• _Task requirements_
Would you copy out the whole listing exactly as given?

• _Records_
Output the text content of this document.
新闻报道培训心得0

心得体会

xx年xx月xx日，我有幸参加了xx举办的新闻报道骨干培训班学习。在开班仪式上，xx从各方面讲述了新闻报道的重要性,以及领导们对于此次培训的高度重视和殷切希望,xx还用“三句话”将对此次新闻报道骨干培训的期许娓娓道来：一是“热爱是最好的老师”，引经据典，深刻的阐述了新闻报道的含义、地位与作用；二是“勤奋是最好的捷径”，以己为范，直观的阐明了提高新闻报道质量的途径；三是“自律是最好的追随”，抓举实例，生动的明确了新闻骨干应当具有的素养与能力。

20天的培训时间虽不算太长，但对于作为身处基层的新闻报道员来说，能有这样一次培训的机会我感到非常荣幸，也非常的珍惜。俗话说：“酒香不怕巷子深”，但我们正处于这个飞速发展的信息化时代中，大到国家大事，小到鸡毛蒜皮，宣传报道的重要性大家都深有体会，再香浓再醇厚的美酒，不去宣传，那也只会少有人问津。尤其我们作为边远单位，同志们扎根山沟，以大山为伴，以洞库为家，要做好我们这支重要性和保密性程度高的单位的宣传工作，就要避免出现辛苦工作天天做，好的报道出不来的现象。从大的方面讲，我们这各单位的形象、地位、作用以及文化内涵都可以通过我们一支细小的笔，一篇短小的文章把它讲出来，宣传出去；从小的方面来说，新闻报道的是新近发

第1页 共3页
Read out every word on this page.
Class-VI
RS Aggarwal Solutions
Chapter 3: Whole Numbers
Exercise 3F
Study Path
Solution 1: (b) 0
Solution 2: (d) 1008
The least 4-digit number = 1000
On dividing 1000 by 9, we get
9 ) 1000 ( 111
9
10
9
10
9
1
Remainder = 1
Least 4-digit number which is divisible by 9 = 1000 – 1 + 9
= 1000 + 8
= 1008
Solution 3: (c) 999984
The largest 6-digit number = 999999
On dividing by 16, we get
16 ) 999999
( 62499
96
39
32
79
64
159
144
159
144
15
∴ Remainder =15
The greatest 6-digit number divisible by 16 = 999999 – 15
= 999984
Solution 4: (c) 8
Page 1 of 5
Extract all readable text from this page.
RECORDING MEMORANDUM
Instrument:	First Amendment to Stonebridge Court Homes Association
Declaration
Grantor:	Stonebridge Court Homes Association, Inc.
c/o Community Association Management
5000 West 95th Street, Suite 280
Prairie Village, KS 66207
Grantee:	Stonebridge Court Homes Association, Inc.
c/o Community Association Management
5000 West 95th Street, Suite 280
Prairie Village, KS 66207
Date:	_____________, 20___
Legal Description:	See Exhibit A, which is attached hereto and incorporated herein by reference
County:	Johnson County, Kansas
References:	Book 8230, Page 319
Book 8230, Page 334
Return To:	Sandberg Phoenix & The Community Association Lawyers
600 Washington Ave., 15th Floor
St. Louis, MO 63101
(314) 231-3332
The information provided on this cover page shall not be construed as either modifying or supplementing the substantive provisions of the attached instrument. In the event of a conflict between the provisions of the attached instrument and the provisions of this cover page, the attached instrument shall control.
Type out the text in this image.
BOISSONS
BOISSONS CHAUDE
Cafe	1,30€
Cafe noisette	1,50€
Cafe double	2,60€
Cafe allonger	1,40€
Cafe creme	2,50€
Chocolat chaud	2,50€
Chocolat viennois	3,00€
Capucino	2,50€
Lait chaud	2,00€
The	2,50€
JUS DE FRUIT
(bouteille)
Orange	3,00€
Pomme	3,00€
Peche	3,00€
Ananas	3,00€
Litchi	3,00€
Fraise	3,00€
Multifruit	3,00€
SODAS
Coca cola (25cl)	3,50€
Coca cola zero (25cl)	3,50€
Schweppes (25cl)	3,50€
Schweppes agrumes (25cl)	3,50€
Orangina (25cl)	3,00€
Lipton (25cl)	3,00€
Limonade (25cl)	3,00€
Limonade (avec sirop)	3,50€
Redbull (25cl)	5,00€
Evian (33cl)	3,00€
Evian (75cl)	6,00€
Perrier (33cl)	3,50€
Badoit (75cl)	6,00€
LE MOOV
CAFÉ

• _Written response_
Output the text content of this document.
新闻报道培训心得0

心得体会

xx年xx月xx日，我有幸参加了xx举办的新闻报道骨干培训班学习。在开班仪式上，xx从各方面讲述了新闻报道的重要性,以及领导们对于此次培训的高度重视和殷切希望,xx还用“三句话”将对此次新闻报道骨干培训的期许娓娓道来：一是“热爱是最好的老师”，引经据典，深刻的阐述了新闻报道的含义、地位与作用；二是“勤奋是最好的捷径”，以己为范，直观的阐明了提高新闻报道质量的途径；三是“自律是最好的追随”，抓举实例，生动的明确了新闻骨干应当具有的素养与能力。

20天的培训时间虽不算太长，但对于作为身处基层的新闻报道员来说，能有这样一次培训的机会我感到非常荣幸，也非常的珍惜。俗话说：“酒香不怕巷子深”，但我们正处于这个飞速发展的信息化时代中，大到国家大事，小到鸡毛蒜皮，宣传报道的重要性大家都深有体会，再香浓再醇厚的美酒，不去宣传，那也只会少有人问津。尤其我们作为边远单位，同志们扎根山沟，以大山为伴，以洞库为家，要做好我们这支重要性和保密性程度高的单位的宣传工作，就要避免出现辛苦工作天天做，好的报道出不来的现象。从大的方面讲，我们这各单位的形象、地位、作用以及文化内涵都可以通过我们一支细小的笔，一篇短小的文章把它讲出来，宣传出去；从小的方面来说，新闻报道的是新近发

第1页 共3页
Read out every word on this page.
Class-VI
RS Aggarwal Solutions
Chapter 3: Whole Numbers
Exercise 3F
Study Path
Solution 1: (b) 0
Solution 2: (d) 1008
The least 4-digit number = 1000
On dividing 1000 by 9, we get
9 ) 1000 ( 111
9
10
9
10
9
1
Remainder = 1
Least 4-digit number which is divisible by 9 = 1000 – 1 + 9
= 1000 + 8
= 1008
Solution 3: (c) 999984
The largest 6-digit number = 999999
On dividing by 16, we get
16 ) 999999
( 62499
96
39
32
79
64
159
144
159
144
15
∴ Remainder =15
The greatest 6-digit number divisible by 16 = 999999 – 15
= 999984
Solution 4: (c) 8
Page 1 of 5
Extract all readable text from this page.
RECORDING MEMORANDUM
Instrument:	First Amendment to Stonebridge Court Homes Association
Declaration
Grantor:	Stonebridge Court Homes Association, Inc.
c/o Community Association Management
5000 West 95th Street, Suite 280
Prairie Village, KS 66207
Grantee:	Stonebridge Court Homes Association, Inc.
c/o Community Association Management
5000 West 95th Street, Suite 280
Prairie Village, KS 66207
Date:	_____________, 20___
Legal Description:	See Exhibit A, which is attached hereto and incorporated herein by reference
County:	Johnson County, Kansas
References:	Book 8230, Page 319
Book 8230, Page 334
Return To:	Sandberg Phoenix & The Community Association Lawyers
600 Washington Ave., 15th Floor
St. Louis, MO 63101
(314) 231-3332
The information provided on this cover page shall not be construed as either modifying or supplementing the substantive provisions of the attached instrument. In the event of a conflict between the provisions of the attached instrument and the provisions of this cover page, the attached instrument shall control.
Type out the text in this image.
BOISSONS
BOISSONS CHAUDE
Cafe	1,30€
Cafe noisette	1,50€
Cafe double	2,60€
Cafe allonger	1,40€
Cafe creme	2,50€
Chocolat chaud	2,50€
Chocolat viennois	3,00€
Capucino	2,50€
Lait chaud	2,00€
The	2,50€
JUS DE FRUIT
(bouteille)
Orange	3,00€
Pomme	3,00€
Peche	3,00€
Ananas	3,00€
Litchi	3,00€
Fraise	3,00€
Multifruit	3,00€
SODAS
Coca cola (25cl)	3,50€
Coca cola zero (25cl)	3,50€
Schweppes (25cl)	3,50€
Schweppes agrumes (25cl)	3,50€
Orangina (25cl)	3,00€
Lipton (25cl)	3,00€
Limonade (25cl)	3,00€
Limonade (avec sirop)	3,50€
Redbull (25cl)	5,00€
Evian (33cl)	3,00€
Evian (75cl)	6,00€
Perrier (33cl)	3,50€
Badoit (75cl)	6,00€
LE MOOV
CAFÉ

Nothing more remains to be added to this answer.